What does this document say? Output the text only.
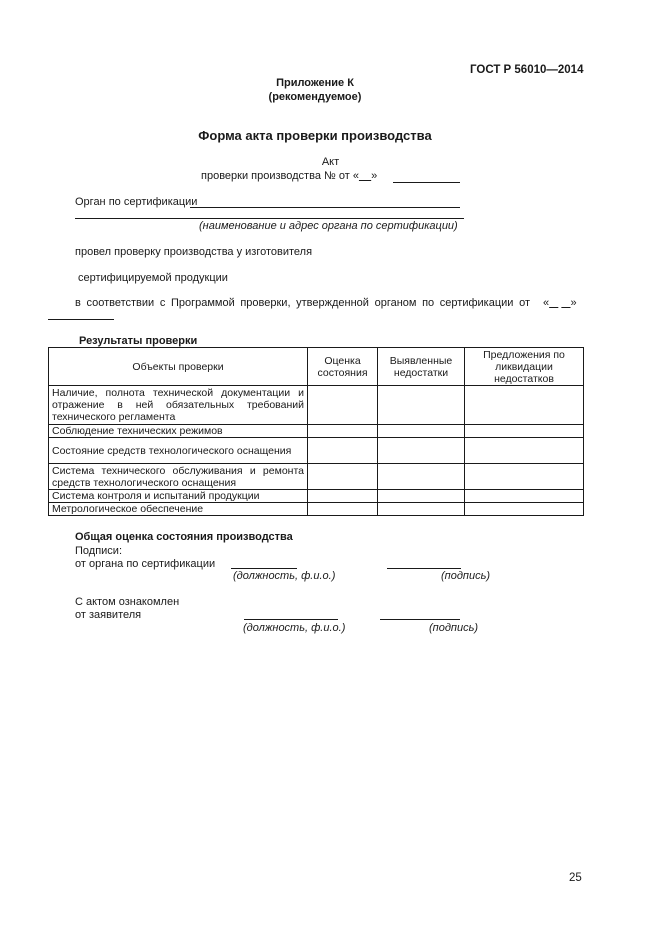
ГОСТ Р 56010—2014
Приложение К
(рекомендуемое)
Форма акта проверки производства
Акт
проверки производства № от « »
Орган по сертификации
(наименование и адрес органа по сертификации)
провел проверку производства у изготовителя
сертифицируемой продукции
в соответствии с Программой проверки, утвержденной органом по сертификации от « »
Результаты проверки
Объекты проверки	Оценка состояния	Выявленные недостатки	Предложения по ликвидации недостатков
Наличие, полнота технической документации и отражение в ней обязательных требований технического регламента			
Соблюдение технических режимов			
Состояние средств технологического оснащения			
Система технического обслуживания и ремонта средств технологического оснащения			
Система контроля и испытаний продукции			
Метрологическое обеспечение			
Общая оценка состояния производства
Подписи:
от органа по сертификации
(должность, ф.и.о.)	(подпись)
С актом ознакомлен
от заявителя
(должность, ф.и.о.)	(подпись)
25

...

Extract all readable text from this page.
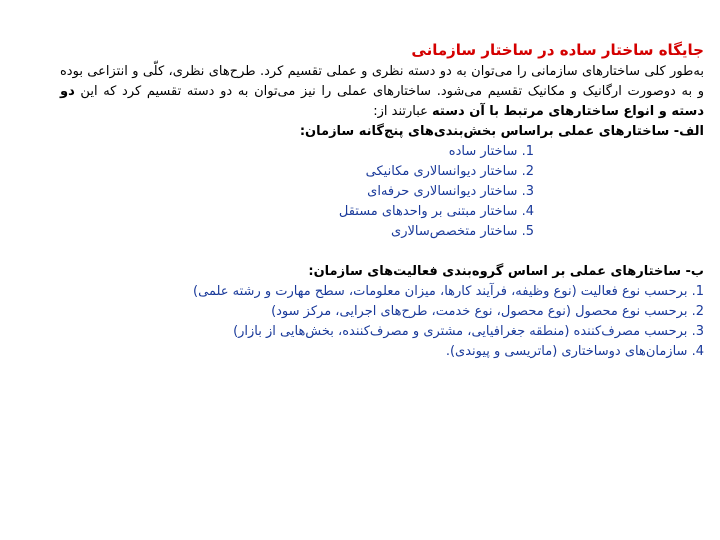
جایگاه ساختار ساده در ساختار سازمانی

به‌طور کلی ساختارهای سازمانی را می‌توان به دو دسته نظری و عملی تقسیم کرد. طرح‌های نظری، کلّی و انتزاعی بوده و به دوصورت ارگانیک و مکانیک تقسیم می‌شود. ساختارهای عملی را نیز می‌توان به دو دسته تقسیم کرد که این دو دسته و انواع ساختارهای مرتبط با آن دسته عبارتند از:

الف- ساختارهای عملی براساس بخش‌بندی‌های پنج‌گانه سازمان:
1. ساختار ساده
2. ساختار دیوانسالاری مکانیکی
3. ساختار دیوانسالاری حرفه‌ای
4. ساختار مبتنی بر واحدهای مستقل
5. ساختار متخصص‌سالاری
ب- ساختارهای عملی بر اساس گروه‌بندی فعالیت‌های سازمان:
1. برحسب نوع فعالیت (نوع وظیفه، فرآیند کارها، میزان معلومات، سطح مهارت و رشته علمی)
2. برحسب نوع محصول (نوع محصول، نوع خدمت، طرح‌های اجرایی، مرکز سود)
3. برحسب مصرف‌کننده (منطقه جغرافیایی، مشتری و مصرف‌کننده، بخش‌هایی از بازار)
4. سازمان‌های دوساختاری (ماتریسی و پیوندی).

* * *

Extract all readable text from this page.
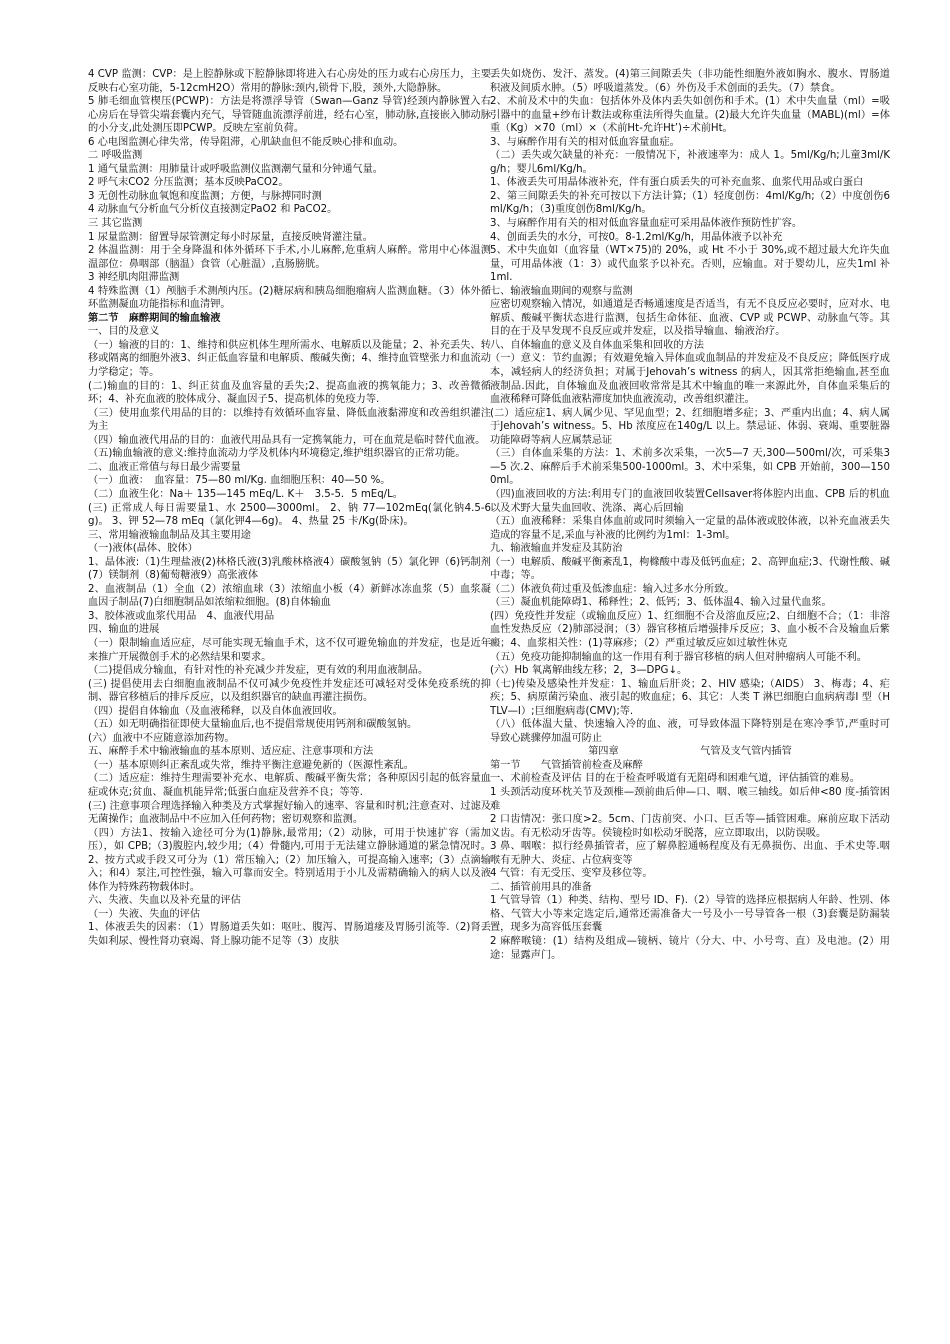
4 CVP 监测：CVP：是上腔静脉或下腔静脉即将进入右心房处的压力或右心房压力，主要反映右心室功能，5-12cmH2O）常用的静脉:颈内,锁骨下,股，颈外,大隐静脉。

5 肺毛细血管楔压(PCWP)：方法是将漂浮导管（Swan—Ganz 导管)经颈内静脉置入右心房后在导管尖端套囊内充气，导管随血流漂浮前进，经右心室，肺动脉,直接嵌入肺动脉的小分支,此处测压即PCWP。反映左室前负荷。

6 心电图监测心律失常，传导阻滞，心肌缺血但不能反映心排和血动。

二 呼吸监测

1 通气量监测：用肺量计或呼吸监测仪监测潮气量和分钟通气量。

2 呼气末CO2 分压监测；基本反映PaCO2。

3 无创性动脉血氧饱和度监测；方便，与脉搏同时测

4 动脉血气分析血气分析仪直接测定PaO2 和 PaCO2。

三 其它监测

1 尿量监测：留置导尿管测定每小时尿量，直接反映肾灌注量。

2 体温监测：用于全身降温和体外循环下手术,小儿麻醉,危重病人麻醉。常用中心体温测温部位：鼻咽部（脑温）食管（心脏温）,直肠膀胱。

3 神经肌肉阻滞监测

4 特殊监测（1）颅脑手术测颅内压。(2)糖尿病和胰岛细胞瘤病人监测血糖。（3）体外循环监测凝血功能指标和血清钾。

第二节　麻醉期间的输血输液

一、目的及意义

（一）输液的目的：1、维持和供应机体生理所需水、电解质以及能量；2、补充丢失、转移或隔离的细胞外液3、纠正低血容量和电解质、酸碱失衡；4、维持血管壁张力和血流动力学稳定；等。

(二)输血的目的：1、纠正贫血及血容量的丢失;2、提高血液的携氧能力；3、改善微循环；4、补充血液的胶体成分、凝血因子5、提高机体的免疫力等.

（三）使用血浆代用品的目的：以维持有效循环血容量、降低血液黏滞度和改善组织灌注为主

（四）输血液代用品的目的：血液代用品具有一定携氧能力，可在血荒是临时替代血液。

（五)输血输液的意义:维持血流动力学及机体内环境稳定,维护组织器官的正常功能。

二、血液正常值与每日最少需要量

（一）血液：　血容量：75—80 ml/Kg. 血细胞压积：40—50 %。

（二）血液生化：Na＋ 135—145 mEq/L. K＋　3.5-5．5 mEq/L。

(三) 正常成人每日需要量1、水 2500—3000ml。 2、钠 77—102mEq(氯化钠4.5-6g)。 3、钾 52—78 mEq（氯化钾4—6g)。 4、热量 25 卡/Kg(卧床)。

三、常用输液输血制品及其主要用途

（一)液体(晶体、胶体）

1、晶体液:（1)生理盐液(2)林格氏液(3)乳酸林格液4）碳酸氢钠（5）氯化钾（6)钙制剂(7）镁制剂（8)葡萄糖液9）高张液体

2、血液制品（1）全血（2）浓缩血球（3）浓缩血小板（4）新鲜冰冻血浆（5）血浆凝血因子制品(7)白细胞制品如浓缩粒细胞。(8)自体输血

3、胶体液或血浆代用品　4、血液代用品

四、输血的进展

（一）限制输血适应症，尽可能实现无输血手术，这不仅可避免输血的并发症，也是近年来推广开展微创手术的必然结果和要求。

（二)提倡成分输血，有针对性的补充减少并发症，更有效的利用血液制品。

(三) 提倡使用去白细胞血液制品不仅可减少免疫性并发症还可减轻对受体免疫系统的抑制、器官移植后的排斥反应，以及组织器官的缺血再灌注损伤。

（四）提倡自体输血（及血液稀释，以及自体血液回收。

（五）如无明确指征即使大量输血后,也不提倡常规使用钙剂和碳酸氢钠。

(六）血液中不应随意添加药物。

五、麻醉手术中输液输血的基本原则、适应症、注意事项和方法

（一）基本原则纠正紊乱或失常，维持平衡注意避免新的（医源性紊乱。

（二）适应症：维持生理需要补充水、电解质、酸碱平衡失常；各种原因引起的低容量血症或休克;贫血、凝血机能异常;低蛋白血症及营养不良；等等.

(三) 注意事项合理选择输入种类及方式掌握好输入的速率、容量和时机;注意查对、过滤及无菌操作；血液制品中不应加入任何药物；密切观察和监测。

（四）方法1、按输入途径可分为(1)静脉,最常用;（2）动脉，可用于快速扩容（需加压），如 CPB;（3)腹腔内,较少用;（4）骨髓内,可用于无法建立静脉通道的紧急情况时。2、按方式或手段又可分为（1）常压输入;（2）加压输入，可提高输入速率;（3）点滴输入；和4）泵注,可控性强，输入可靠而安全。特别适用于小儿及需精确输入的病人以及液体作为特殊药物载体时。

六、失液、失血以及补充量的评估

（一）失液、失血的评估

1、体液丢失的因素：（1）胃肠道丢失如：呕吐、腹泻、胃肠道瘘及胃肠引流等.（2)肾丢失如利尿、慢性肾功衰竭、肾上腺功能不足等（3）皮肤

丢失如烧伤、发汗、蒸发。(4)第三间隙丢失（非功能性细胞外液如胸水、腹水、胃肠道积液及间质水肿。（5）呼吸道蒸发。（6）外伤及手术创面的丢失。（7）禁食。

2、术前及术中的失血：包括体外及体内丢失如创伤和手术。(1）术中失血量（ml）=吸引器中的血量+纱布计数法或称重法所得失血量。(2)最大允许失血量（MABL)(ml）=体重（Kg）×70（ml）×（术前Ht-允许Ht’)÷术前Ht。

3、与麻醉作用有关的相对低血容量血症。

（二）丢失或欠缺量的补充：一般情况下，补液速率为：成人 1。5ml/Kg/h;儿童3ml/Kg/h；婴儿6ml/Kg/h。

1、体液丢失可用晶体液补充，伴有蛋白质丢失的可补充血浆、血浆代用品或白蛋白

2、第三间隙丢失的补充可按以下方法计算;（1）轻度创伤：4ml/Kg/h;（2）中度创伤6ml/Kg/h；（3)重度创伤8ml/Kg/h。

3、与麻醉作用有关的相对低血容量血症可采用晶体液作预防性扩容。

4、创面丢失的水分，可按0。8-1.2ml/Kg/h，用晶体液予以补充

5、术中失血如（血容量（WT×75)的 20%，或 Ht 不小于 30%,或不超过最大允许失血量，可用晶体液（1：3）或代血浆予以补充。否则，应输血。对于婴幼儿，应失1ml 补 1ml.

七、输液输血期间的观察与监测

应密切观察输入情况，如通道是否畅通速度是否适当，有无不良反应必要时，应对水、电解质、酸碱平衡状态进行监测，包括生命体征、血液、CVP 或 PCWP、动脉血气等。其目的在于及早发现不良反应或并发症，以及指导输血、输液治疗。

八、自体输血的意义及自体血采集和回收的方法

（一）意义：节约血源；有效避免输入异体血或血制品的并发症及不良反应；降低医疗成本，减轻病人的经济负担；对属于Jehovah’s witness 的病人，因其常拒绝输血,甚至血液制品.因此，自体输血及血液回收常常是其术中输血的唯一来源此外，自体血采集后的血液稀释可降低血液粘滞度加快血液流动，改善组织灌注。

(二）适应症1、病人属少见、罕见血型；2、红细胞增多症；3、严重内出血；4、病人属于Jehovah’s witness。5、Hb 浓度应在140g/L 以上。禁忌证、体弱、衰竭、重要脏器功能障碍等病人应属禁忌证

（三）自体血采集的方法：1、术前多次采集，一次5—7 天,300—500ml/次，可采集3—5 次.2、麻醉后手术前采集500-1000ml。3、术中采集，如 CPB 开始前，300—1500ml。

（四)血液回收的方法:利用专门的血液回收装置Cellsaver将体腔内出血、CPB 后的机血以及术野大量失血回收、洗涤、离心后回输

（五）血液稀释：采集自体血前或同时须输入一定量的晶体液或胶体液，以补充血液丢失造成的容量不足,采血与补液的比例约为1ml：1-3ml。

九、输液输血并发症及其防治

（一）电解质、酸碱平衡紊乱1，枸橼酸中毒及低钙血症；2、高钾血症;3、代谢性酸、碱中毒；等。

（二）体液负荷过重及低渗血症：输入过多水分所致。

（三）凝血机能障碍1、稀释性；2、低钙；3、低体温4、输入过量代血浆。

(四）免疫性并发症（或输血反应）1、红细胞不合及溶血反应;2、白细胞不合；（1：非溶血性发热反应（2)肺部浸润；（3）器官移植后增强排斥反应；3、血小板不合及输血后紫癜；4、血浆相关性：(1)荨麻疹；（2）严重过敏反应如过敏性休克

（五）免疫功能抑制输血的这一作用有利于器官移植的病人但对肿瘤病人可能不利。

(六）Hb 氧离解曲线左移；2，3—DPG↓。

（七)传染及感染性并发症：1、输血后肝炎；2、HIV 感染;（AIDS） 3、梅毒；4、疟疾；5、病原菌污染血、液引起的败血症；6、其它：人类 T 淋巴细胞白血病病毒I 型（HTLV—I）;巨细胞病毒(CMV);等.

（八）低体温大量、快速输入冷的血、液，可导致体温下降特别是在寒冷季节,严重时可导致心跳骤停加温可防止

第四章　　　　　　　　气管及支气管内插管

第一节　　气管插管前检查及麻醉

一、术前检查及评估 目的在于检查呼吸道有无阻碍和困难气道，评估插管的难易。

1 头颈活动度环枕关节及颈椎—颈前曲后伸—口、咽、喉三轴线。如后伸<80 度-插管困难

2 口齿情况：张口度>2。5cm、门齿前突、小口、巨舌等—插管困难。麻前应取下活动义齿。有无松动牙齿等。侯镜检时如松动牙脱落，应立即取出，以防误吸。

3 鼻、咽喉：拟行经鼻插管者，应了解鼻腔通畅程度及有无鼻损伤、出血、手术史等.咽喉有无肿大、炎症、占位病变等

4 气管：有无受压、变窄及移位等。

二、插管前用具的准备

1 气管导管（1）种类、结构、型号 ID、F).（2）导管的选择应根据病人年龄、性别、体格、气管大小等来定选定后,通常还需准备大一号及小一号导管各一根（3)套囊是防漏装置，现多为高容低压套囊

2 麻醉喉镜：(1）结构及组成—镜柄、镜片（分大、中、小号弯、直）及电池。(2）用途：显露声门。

Stated exercise - Using the listing above, list every line in which the string "органа" occurs.

The completed task -
(наименование и адрес органа по сертификации)
от органа по сертификации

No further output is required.